→ **EXERCISE DESCRIPTION**
Return the listing below exactly, with the pictures dropped.

→ **INPUT**
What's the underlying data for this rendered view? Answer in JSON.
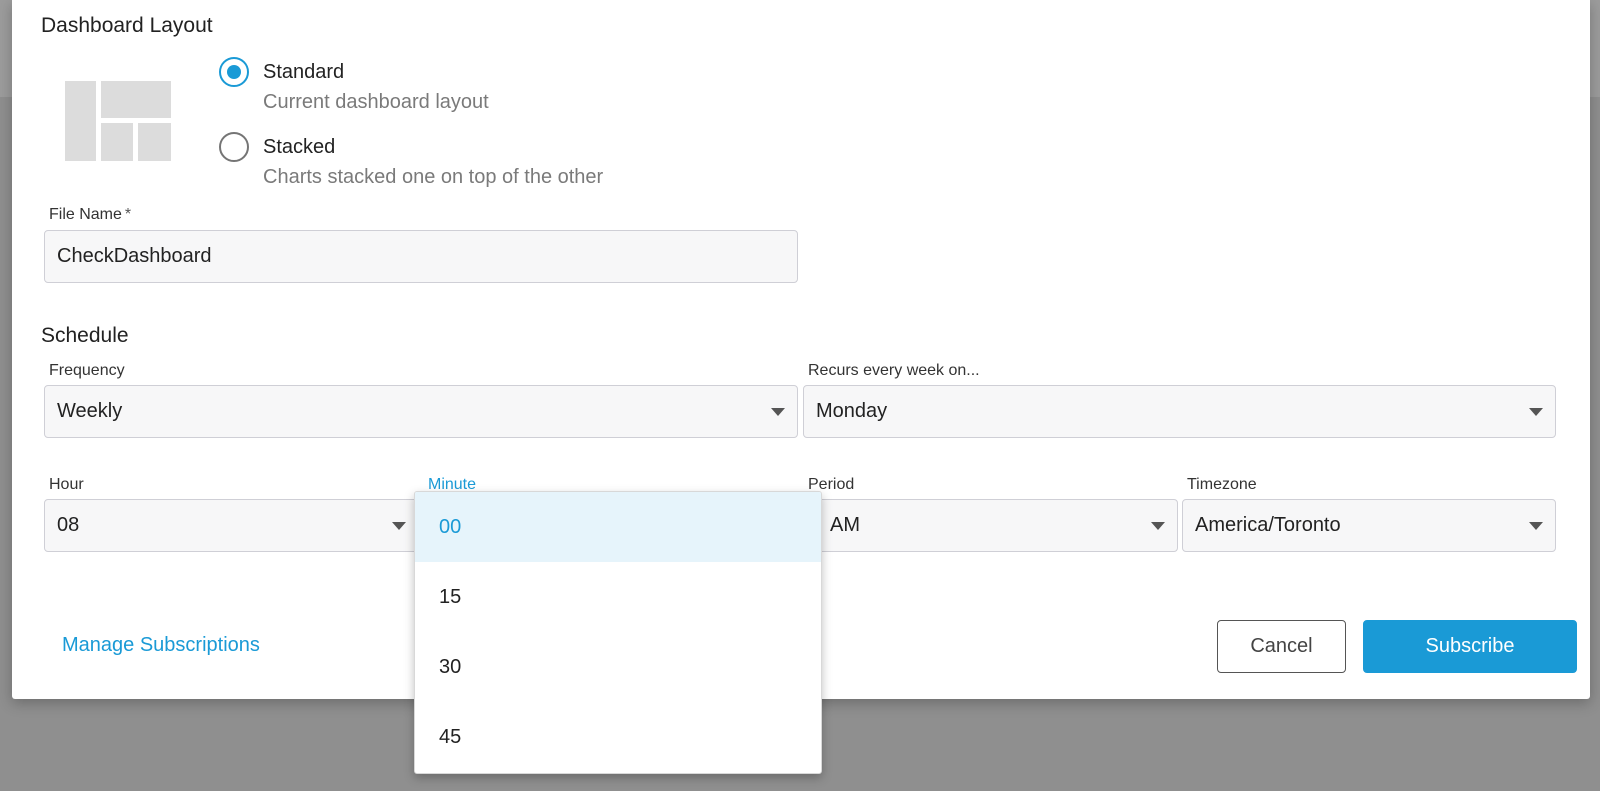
{
  "dashboard_layout": {
    "title": "Dashboard Layout",
    "options": [
      {
        "label": "Standard",
        "description": "Current dashboard layout",
        "selected": true
      },
      {
        "label": "Stacked",
        "description": "Charts stacked one on top of the other",
        "selected": false
      }
    ]
  },
  "file_name": {
    "label": "File Name",
    "required_mark": "*",
    "value": "CheckDashboard"
  },
  "schedule": {
    "title": "Schedule",
    "frequency": {
      "label": "Frequency",
      "value": "Weekly"
    },
    "recurs": {
      "label": "Recurs every week on...",
      "value": "Monday"
    },
    "hour": {
      "label": "Hour",
      "value": "08"
    },
    "minute": {
      "label": "Minute",
      "options": [
        "00",
        "15",
        "30",
        "45"
      ],
      "selected": "00"
    },
    "period": {
      "label": "Period",
      "value": "AM"
    },
    "timezone": {
      "label": "Timezone",
      "value": "America/Toronto"
    }
  },
  "footer": {
    "manage_link": "Manage Subscriptions",
    "cancel_label": "Cancel",
    "subscribe_label": "Subscribe"
  },
  "colors": {
    "accent": "#1a9ad6",
    "selected_item_bg": "#e6f4fb",
    "backdrop": "#8f8f8f"
  },
  "icons": {
    "layout_thumbnail": "layout-grid-icon",
    "select_arrow": "caret-down-icon"
  }
}
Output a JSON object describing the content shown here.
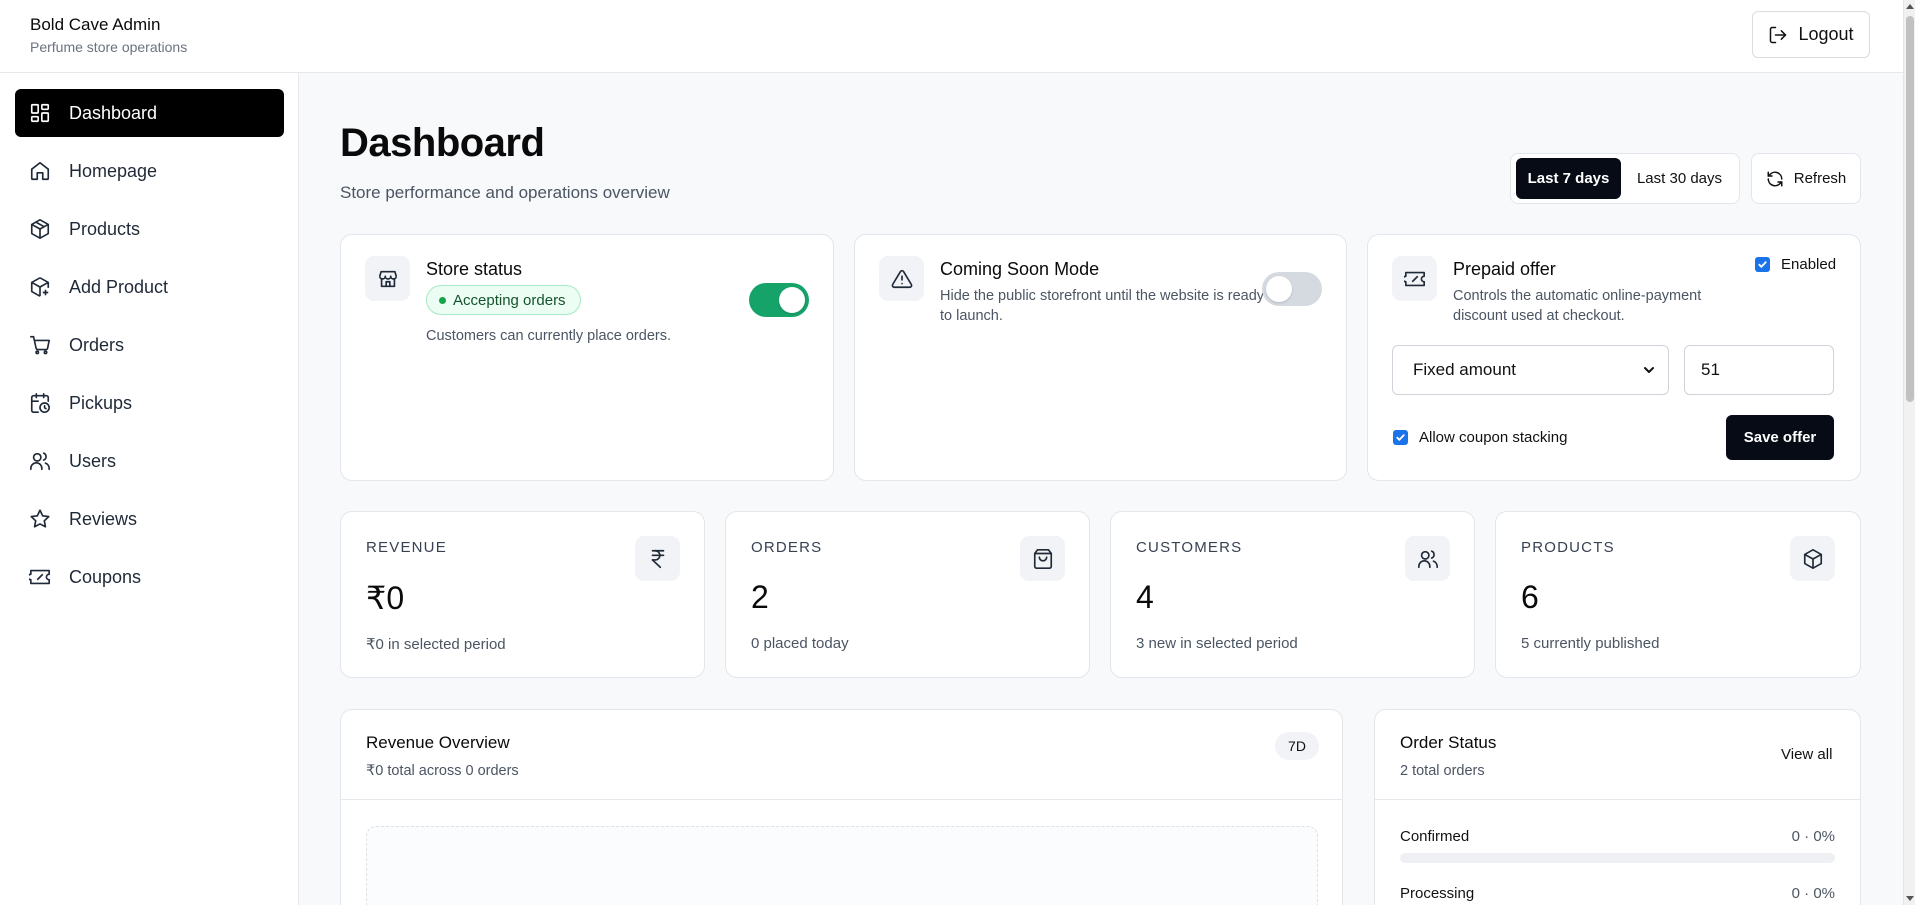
{
  "app": {
    "title": "Bold Cave Admin",
    "subtitle": "Perfume store operations",
    "logout_label": "Logout"
  },
  "sidebar": {
    "items": [
      {
        "label": "Dashboard",
        "icon": "dashboard-icon",
        "active": true
      },
      {
        "label": "Homepage",
        "icon": "home-icon"
      },
      {
        "label": "Products",
        "icon": "package-icon"
      },
      {
        "label": "Add Product",
        "icon": "package-plus-icon"
      },
      {
        "label": "Orders",
        "icon": "cart-icon"
      },
      {
        "label": "Pickups",
        "icon": "calendar-clock-icon"
      },
      {
        "label": "Users",
        "icon": "users-icon"
      },
      {
        "label": "Reviews",
        "icon": "star-icon"
      },
      {
        "label": "Coupons",
        "icon": "ticket-icon"
      }
    ]
  },
  "header": {
    "title": "Dashboard",
    "subtitle": "Store performance and operations overview",
    "ranges": [
      "Last 7 days",
      "Last 30 days"
    ],
    "selected_range": "Last 7 days",
    "refresh_label": "Refresh"
  },
  "store_status": {
    "title": "Store status",
    "badge": "Accepting orders",
    "description": "Customers can currently place orders.",
    "enabled": true
  },
  "coming_soon": {
    "title": "Coming Soon Mode",
    "description": "Hide the public storefront until the website is ready to launch.",
    "enabled": false
  },
  "prepaid_offer": {
    "title": "Prepaid offer",
    "description": "Controls the automatic online-payment discount used at checkout.",
    "enabled_label": "Enabled",
    "enabled": true,
    "discount_type": "Fixed amount",
    "amount": "51",
    "stacking_label": "Allow coupon stacking",
    "stacking": true,
    "save_label": "Save offer"
  },
  "stats": [
    {
      "label": "REVENUE",
      "value": "₹0",
      "sub": "₹0 in selected period",
      "icon": "rupee-icon"
    },
    {
      "label": "ORDERS",
      "value": "2",
      "sub": "0 placed today",
      "icon": "shopping-bag-icon"
    },
    {
      "label": "CUSTOMERS",
      "value": "4",
      "sub": "3 new in selected period",
      "icon": "users-icon"
    },
    {
      "label": "PRODUCTS",
      "value": "6",
      "sub": "5 currently published",
      "icon": "box-icon"
    }
  ],
  "revenue_overview": {
    "title": "Revenue Overview",
    "subtitle": "₹0 total across 0 orders",
    "chip": "7D"
  },
  "order_status": {
    "title": "Order Status",
    "subtitle": "2 total orders",
    "view_all": "View all",
    "rows": [
      {
        "name": "Confirmed",
        "value": "0 · 0%",
        "fraction": 0
      },
      {
        "name": "Processing",
        "value": "0 · 0%",
        "fraction": 0
      }
    ]
  },
  "colors": {
    "accent_dark": "#060b16",
    "success": "#16a36a",
    "checkbox": "#1a73e8"
  }
}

→ **CORRECT RESULT**
What's the underlying data for this rendered view? Answer in JSON.
{
  "dashboard_layout": {
    "title": "Dashboard Layout",
    "options": [
      {
        "label": "Standard",
        "description": "Current dashboard layout",
        "selected": true
      },
      {
        "label": "Stacked",
        "description": "Charts stacked one on top of the other",
        "selected": false
      }
    ]
  },
  "file_name": {
    "label": "File Name",
    "required_mark": "*",
    "value": "CheckDashboard"
  },
  "schedule": {
    "title": "Schedule",
    "frequency": {
      "label": "Frequency",
      "value": "Weekly"
    },
    "recurs": {
      "label": "Recurs every week on...",
      "value": "Monday"
    },
    "hour": {
      "label": "Hour",
      "value": "08"
    },
    "minute": {
      "label": "Minute",
      "options": [
        "00",
        "15",
        "30",
        "45"
      ],
      "selected": "00"
    },
    "period": {
      "label": "Period",
      "value": "AM"
    },
    "timezone": {
      "label": "Timezone",
      "value": "America/Toronto"
    }
  },
  "footer": {
    "manage_link": "Manage Subscriptions",
    "cancel_label": "Cancel",
    "subscribe_label": "Subscribe"
  },
  "colors": {
    "accent": "#1a9ad6",
    "selected_item_bg": "#e6f4fb",
    "backdrop": "#8f8f8f"
  },
  "icons": {
    "layout_thumbnail": "layout-grid-icon",
    "select_arrow": "caret-down-icon"
  }
}
Output a JSON object describing the content shown here.
{
  "app": {
    "title": "Bold Cave Admin",
    "subtitle": "Perfume store operations",
    "logout_label": "Logout"
  },
  "sidebar": {
    "items": [
      {
        "label": "Dashboard",
        "icon": "dashboard-icon",
        "active": true
      },
      {
        "label": "Homepage",
        "icon": "home-icon"
      },
      {
        "label": "Products",
        "icon": "package-icon"
      },
      {
        "label": "Add Product",
        "icon": "package-plus-icon"
      },
      {
        "label": "Orders",
        "icon": "cart-icon"
      },
      {
        "label": "Pickups",
        "icon": "calendar-clock-icon"
      },
      {
        "label": "Users",
        "icon": "users-icon"
      },
      {
        "label": "Reviews",
        "icon": "star-icon"
      },
      {
        "label": "Coupons",
        "icon": "ticket-icon"
      }
    ]
  },
  "header": {
    "title": "Dashboard",
    "subtitle": "Store performance and operations overview",
    "ranges": [
      "Last 7 days",
      "Last 30 days"
    ],
    "selected_range": "Last 7 days",
    "refresh_label": "Refresh"
  },
  "store_status": {
    "title": "Store status",
    "badge": "Accepting orders",
    "description": "Customers can currently place orders.",
    "enabled": true
  },
  "coming_soon": {
    "title": "Coming Soon Mode",
    "description": "Hide the public storefront until the website is ready to launch.",
    "enabled": false
  },
  "prepaid_offer": {
    "title": "Prepaid offer",
    "description": "Controls the automatic online-payment discount used at checkout.",
    "enabled_label": "Enabled",
    "enabled": true,
    "discount_type": "Fixed amount",
    "amount": "51",
    "stacking_label": "Allow coupon stacking",
    "stacking": true,
    "save_label": "Save offer"
  },
  "stats": [
    {
      "label": "REVENUE",
      "value": "₹0",
      "sub": "₹0 in selected period",
      "icon": "rupee-icon"
    },
    {
      "label": "ORDERS",
      "value": "2",
      "sub": "0 placed today",
      "icon": "shopping-bag-icon"
    },
    {
      "label": "CUSTOMERS",
      "value": "4",
      "sub": "3 new in selected period",
      "icon": "users-icon"
    },
    {
      "label": "PRODUCTS",
      "value": "6",
      "sub": "5 currently published",
      "icon": "box-icon"
    }
  ],
  "revenue_overview": {
    "title": "Revenue Overview",
    "subtitle": "₹0 total across 0 orders",
    "chip": "7D"
  },
  "order_status": {
    "title": "Order Status",
    "subtitle": "2 total orders",
    "view_all": "View all",
    "rows": [
      {
        "name": "Confirmed",
        "value": "0 · 0%",
        "fraction": 0
      },
      {
        "name": "Processing",
        "value": "0 · 0%",
        "fraction": 0
      }
    ]
  },
  "colors": {
    "accent_dark": "#060b16",
    "success": "#16a36a",
    "checkbox": "#1a73e8"
  }
}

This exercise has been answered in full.